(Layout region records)
|---|

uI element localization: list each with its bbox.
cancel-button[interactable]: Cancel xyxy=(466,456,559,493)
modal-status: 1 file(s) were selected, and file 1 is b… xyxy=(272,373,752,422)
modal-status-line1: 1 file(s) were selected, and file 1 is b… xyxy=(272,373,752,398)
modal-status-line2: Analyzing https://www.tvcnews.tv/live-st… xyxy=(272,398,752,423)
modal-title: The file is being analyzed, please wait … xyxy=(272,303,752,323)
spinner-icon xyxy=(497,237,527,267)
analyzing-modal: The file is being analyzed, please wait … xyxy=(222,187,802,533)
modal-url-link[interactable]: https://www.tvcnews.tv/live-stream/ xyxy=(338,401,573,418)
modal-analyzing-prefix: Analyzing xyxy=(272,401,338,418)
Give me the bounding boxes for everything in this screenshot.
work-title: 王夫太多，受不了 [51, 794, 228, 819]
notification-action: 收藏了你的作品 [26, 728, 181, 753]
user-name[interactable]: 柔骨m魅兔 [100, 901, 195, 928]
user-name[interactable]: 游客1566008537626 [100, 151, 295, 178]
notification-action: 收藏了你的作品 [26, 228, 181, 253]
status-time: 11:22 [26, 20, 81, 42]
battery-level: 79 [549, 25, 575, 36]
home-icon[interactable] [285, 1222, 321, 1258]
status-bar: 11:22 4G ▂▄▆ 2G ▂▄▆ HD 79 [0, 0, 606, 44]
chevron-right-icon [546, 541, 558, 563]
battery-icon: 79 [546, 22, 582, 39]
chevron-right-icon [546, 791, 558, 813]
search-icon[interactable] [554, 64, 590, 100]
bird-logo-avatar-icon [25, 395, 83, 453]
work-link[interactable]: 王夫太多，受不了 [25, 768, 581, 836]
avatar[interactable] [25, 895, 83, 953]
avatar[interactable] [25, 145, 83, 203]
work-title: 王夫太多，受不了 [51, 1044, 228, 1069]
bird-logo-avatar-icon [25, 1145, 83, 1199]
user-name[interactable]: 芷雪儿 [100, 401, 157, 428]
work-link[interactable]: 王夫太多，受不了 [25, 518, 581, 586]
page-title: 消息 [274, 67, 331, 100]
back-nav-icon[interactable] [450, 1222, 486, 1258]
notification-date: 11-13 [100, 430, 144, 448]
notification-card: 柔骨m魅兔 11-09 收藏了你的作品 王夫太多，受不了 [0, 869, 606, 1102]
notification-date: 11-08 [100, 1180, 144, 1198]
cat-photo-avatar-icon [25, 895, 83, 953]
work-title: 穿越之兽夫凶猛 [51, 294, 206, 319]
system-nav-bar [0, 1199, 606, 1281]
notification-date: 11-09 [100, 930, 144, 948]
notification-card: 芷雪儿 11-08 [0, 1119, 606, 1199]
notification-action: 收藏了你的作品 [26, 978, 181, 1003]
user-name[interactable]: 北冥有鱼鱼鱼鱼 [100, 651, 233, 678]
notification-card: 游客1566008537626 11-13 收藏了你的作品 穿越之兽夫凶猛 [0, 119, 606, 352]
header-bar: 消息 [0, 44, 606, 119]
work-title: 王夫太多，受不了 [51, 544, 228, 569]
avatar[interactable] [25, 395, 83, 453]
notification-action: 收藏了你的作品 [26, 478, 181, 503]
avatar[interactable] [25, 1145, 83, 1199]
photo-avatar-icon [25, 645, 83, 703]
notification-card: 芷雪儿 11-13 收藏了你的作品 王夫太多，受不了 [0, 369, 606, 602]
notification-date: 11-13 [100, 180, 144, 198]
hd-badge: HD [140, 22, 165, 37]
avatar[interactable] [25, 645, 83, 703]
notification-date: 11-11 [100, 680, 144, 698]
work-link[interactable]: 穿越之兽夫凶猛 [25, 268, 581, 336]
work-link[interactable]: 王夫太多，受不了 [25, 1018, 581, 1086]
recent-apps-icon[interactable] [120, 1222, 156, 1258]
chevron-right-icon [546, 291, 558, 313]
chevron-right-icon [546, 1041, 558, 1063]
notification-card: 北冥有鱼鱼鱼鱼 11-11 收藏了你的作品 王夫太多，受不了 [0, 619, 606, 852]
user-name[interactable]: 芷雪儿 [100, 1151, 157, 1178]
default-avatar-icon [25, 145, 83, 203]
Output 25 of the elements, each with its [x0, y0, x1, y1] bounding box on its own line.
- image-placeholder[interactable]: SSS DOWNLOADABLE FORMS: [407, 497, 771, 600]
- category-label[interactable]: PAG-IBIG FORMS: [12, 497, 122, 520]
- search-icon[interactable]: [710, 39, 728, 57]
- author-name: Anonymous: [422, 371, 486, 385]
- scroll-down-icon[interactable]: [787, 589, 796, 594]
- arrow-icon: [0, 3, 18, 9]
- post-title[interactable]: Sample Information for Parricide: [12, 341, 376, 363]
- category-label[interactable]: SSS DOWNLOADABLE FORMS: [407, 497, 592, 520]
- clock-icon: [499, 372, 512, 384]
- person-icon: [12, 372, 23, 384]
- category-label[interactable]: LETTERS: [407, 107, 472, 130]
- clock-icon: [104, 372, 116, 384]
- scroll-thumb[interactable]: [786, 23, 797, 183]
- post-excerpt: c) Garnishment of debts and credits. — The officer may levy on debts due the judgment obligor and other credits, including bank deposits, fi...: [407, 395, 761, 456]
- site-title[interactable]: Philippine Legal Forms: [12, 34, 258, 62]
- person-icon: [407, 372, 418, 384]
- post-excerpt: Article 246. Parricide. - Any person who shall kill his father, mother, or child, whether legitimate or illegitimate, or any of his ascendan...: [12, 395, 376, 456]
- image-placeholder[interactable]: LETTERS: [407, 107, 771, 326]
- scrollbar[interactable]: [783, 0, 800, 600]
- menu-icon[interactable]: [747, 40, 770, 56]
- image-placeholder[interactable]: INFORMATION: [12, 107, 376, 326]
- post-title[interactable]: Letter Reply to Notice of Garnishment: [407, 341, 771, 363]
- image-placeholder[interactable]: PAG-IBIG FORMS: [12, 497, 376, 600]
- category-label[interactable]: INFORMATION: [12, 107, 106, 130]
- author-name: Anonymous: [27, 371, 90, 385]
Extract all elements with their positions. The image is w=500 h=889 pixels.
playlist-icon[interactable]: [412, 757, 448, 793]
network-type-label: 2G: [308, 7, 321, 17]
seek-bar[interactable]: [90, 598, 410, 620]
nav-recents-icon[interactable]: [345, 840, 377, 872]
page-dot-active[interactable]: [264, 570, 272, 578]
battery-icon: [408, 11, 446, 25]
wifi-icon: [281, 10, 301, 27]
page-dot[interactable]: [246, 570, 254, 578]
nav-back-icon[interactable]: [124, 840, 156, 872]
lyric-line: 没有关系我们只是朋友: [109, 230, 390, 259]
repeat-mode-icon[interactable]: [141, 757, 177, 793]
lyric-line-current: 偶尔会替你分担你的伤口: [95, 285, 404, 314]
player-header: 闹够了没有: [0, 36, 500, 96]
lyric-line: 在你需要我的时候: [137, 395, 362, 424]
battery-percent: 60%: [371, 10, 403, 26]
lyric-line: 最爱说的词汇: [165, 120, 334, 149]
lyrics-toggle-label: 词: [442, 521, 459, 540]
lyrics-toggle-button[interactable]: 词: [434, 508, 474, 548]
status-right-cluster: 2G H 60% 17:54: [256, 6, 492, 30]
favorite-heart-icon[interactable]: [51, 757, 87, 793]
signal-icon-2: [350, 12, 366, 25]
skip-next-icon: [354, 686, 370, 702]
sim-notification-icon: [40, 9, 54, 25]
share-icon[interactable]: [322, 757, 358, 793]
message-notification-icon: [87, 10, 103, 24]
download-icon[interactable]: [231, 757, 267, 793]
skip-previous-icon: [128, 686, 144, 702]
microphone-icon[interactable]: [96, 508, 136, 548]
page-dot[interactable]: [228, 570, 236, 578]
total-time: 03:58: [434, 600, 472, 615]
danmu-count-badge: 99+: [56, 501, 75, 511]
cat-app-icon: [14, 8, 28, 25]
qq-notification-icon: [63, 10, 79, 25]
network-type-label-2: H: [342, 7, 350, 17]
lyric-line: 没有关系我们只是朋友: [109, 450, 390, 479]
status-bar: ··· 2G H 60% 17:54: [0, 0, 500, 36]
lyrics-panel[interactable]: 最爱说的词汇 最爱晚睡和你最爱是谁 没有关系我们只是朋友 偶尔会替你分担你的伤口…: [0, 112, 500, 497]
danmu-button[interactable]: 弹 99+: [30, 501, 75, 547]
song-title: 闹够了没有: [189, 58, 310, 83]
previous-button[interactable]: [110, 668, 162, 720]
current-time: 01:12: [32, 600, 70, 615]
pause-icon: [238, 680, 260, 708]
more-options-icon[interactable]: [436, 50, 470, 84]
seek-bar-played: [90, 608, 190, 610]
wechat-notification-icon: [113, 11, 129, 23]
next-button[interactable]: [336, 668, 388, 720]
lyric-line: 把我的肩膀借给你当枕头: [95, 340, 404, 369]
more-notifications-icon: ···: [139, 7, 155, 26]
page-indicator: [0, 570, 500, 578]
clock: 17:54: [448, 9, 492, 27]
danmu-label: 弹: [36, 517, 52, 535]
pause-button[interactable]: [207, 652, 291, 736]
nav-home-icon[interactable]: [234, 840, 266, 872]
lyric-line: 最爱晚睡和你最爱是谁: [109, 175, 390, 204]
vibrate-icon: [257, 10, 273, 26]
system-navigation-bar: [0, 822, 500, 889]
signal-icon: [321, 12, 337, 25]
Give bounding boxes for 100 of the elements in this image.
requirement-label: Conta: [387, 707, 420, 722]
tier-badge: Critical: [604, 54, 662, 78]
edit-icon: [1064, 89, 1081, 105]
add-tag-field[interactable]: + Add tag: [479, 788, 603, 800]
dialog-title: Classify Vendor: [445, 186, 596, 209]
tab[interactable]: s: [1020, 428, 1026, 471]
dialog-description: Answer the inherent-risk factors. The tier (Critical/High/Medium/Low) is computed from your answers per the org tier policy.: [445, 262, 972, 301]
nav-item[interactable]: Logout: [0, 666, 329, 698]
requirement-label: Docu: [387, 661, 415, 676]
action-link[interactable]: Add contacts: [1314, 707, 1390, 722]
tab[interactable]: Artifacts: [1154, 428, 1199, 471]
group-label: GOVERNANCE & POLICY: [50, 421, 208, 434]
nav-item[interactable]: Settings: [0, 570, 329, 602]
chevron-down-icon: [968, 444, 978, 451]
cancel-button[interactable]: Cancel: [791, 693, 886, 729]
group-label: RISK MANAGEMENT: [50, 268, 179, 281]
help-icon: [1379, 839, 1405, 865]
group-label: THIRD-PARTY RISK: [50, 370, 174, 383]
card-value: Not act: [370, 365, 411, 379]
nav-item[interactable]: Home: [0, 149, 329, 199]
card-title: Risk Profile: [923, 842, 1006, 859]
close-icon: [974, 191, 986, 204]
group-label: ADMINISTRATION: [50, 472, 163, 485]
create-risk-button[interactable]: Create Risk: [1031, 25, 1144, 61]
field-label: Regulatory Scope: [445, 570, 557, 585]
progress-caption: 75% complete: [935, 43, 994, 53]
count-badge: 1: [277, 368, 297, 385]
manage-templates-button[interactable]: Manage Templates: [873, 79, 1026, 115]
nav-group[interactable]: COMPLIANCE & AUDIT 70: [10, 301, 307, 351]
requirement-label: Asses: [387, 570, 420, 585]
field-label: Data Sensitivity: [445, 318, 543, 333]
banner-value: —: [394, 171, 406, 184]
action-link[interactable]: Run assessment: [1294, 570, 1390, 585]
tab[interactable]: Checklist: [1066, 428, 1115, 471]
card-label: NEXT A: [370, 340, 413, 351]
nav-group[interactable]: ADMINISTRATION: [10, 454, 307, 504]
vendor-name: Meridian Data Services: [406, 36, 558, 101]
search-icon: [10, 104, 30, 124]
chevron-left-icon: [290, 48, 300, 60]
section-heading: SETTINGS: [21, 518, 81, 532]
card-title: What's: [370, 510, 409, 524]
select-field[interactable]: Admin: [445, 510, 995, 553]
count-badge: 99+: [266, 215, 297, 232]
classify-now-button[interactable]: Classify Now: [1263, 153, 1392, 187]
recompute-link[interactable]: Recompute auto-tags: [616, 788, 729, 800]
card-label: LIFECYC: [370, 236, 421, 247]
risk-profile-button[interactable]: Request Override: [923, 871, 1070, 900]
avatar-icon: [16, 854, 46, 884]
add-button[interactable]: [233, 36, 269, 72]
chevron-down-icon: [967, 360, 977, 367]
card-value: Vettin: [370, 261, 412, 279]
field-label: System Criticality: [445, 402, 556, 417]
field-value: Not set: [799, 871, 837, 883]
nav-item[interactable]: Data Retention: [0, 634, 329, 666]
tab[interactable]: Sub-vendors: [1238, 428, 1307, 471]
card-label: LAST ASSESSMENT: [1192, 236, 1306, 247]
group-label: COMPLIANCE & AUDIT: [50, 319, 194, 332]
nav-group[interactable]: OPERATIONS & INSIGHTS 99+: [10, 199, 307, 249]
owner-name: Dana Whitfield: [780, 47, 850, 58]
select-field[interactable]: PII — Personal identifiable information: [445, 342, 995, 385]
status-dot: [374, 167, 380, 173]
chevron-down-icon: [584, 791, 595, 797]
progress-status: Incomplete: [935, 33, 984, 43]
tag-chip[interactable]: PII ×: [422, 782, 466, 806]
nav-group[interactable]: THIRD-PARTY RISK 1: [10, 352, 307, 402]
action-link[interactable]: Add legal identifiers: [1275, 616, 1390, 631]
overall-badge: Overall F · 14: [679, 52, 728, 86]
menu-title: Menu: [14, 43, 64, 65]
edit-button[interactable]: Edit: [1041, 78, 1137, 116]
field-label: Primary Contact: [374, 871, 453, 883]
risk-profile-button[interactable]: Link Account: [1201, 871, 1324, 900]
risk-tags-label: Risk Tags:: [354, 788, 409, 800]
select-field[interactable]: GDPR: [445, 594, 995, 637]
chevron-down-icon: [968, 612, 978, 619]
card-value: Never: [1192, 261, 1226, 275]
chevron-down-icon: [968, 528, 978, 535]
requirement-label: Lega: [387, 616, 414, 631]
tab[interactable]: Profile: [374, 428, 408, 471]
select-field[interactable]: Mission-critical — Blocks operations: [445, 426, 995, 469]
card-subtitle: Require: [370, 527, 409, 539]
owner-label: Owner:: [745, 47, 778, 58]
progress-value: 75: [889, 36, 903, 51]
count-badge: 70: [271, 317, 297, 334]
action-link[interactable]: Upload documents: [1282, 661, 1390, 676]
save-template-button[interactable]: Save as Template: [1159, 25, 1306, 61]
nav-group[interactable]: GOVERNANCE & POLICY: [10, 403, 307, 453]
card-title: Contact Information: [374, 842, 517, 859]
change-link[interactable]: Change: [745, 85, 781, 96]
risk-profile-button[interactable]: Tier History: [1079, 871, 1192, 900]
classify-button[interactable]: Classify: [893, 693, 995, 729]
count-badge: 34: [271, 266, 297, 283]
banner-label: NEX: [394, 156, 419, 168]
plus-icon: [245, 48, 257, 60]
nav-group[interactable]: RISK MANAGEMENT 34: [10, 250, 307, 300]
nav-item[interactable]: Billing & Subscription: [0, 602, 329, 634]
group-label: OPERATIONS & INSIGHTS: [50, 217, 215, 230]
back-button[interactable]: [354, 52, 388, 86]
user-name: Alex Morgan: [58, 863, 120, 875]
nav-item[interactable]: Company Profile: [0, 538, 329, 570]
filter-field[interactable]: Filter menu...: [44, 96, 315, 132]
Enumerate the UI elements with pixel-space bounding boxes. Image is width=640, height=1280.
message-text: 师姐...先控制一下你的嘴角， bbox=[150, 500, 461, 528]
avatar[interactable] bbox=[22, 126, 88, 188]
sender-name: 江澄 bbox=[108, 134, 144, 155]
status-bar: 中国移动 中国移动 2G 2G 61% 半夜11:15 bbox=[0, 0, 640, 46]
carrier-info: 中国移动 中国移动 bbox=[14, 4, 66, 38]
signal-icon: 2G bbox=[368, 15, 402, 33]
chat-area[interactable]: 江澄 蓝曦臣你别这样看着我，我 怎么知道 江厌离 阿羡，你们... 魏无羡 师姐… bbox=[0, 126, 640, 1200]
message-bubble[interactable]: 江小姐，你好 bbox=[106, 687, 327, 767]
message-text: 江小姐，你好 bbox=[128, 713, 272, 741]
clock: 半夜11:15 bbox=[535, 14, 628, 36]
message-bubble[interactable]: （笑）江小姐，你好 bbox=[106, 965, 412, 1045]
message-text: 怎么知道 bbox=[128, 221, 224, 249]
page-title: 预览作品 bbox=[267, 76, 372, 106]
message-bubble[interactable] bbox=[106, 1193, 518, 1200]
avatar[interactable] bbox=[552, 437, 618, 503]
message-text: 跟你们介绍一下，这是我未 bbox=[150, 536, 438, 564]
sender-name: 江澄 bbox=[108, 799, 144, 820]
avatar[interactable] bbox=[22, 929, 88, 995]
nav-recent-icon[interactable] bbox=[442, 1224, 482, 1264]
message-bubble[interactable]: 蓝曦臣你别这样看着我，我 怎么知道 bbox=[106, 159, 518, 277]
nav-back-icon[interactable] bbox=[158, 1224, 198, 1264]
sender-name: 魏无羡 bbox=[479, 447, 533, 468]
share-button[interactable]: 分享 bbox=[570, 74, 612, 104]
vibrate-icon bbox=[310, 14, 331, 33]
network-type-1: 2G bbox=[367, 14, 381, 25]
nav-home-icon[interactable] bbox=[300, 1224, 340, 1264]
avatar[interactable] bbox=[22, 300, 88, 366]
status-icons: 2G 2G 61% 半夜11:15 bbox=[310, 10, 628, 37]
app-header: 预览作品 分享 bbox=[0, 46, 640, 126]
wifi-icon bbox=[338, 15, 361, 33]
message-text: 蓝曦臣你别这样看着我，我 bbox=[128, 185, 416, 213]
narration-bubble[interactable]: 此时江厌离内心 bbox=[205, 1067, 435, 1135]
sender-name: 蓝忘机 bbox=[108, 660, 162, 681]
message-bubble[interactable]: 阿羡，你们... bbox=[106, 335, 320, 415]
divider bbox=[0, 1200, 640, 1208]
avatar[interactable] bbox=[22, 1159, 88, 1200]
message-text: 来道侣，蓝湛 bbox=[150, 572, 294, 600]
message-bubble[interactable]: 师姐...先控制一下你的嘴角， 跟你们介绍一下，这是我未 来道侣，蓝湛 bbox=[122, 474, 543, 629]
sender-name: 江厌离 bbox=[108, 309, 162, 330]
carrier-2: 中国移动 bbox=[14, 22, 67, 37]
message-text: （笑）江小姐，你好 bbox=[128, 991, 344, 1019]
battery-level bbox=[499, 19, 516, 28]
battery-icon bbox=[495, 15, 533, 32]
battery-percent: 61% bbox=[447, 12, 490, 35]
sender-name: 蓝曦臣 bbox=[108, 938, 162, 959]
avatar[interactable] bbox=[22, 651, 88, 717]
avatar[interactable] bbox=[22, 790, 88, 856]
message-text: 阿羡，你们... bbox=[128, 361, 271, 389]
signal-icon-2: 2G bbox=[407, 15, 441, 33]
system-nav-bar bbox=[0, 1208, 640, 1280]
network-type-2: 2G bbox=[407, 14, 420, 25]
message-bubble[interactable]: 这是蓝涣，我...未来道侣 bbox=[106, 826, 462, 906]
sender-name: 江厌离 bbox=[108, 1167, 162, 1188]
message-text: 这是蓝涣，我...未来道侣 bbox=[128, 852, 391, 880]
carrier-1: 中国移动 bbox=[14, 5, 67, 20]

|---|

Rewrite the material from its start through the line containing "modal-title: The file", inclusive, swapping "selected" for "chosen" and leaving everything else the same.

uI element localization: list each with its bbox.
cancel-button[interactable]: Cancel xyxy=(466,456,559,493)
modal-status: 1 file(s) were chosen, and file 1 is b… xyxy=(272,373,752,422)
modal-status-line1: 1 file(s) were chosen, and file 1 is b… xyxy=(272,373,752,398)
modal-status-line2: Analyzing https://www.tvcnews.tv/live-st… xyxy=(272,398,752,423)
modal-title: The file is being analyzed, please wait … xyxy=(272,303,752,323)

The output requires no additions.